▶ **SUPPLIED MATERIAL**:
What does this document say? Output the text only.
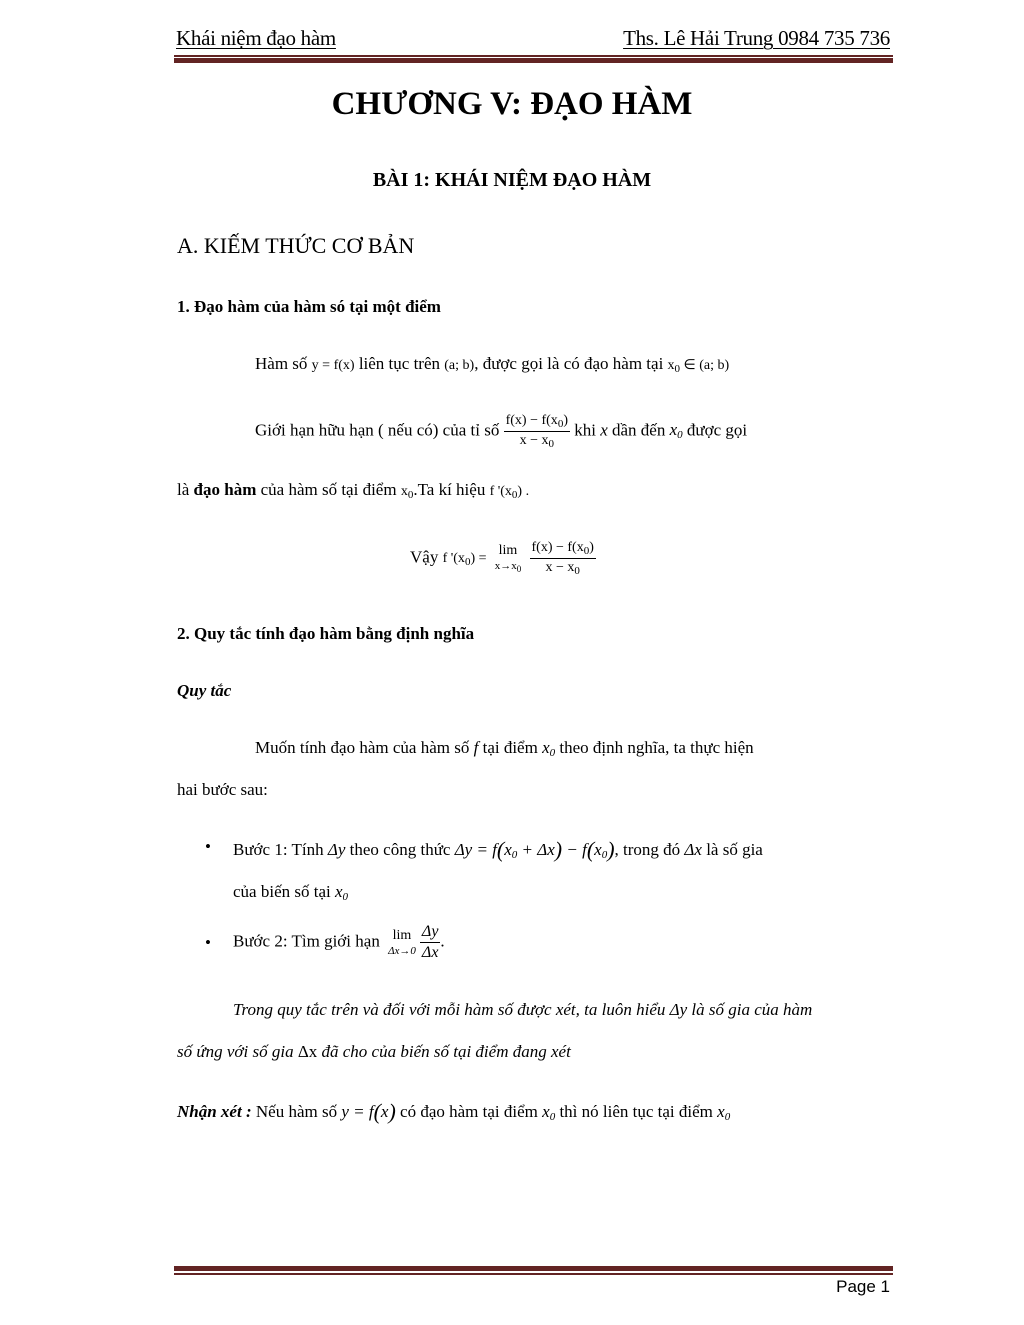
Khái niệm đạo hàm	Ths. Lê Hải Trung 0984 735 736
CHƯƠNG V: ĐẠO HÀM
BÀI 1: KHÁI NIỆM ĐẠO HÀM
A. KIẾM THỨC CƠ BẢN
1. Đạo hàm của hàm só tại một điểm
Hàm số y = f(x) liên tục trên (a; b), được gọi là có đạo hàm tại $x_0$ ∈ (a; b)
Giới hạn hữu hạn ( nếu có) của tỉ số $\frac{f(x) - f(x_0)}{x - x_0}$ khi x dần đến $x_0$ được gọi
là đạo hàm của hàm số tại điểm $x_0.Ta$ kí hiệu f '$(x_0)$ .
Vậy f '$(x_0) = \lim$
$x\to x_0$
$\frac{f(x) - f(x_0)}{x - x_0}$
2. Quy tắc tính đạo hàm bằng định nghĩa
Quy tắc
Muốn tính đạo hàm của hàm số f tại điểm $x_0$ theo định nghĩa, ta thực hiện
hai bước sau:
• Bước 1: Tính Δy theo công thức $\Delta y = f(x_0 + \Delta x) - f(x_0)$, trong đó Δx là số gia
của biến số tại $x_0$
• Bước 2: Tìm giới hạn lim
$\Delta x\to 0 \frac{\Delta y}{\Delta x}$ .
Trong quy tắc trên và đối với mỗi hàm số được xét, ta luôn hiểu Δy là số gia của hàm
số ứng với số gia Δx đã cho của biến số tại điểm đang xét
Nhận xét : Nếu hàm số y = f(x) có đạo hàm tại điểm $x_0$ thì nó liên tục tại điểm $x_0$
Page 1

▶ **TO BE DONE**:
Without the pictures, restate all of the entries above verbatim.

▶ **WRITTEN SOLUTION**:
What does this document say? Output the text only.
Khái niệm đạo hàm	Ths. Lê Hải Trung 0984 735 736
CHƯƠNG V: ĐẠO HÀM
BÀI 1: KHÁI NIỆM ĐẠO HÀM
A. KIẾM THỨC CƠ BẢN
1. Đạo hàm của hàm só tại một điểm
Hàm số y = f(x) liên tục trên (a; b), được gọi là có đạo hàm tại $x_0$ ∈ (a; b)
Giới hạn hữu hạn ( nếu có) của tỉ số $\frac{f(x) - f(x_0)}{x - x_0}$ khi x dần đến $x_0$ được gọi
là đạo hàm của hàm số tại điểm $x_0.Ta$ kí hiệu f '$(x_0)$ .
Vậy f '$(x_0) = \lim$
$x\to x_0$
$\frac{f(x) - f(x_0)}{x - x_0}$
2. Quy tắc tính đạo hàm bằng định nghĩa
Quy tắc
Muốn tính đạo hàm của hàm số f tại điểm $x_0$ theo định nghĩa, ta thực hiện
hai bước sau:
• Bước 1: Tính Δy theo công thức $\Delta y = f(x_0 + \Delta x) - f(x_0)$, trong đó Δx là số gia
của biến số tại $x_0$
• Bước 2: Tìm giới hạn lim
$\Delta x\to 0 \frac{\Delta y}{\Delta x}$ .
Trong quy tắc trên và đối với mỗi hàm số được xét, ta luôn hiểu Δy là số gia của hàm
số ứng với số gia Δx đã cho của biến số tại điểm đang xét
Nhận xét : Nếu hàm số y = f(x) có đạo hàm tại điểm $x_0$ thì nó liên tục tại điểm $x_0$
Page 1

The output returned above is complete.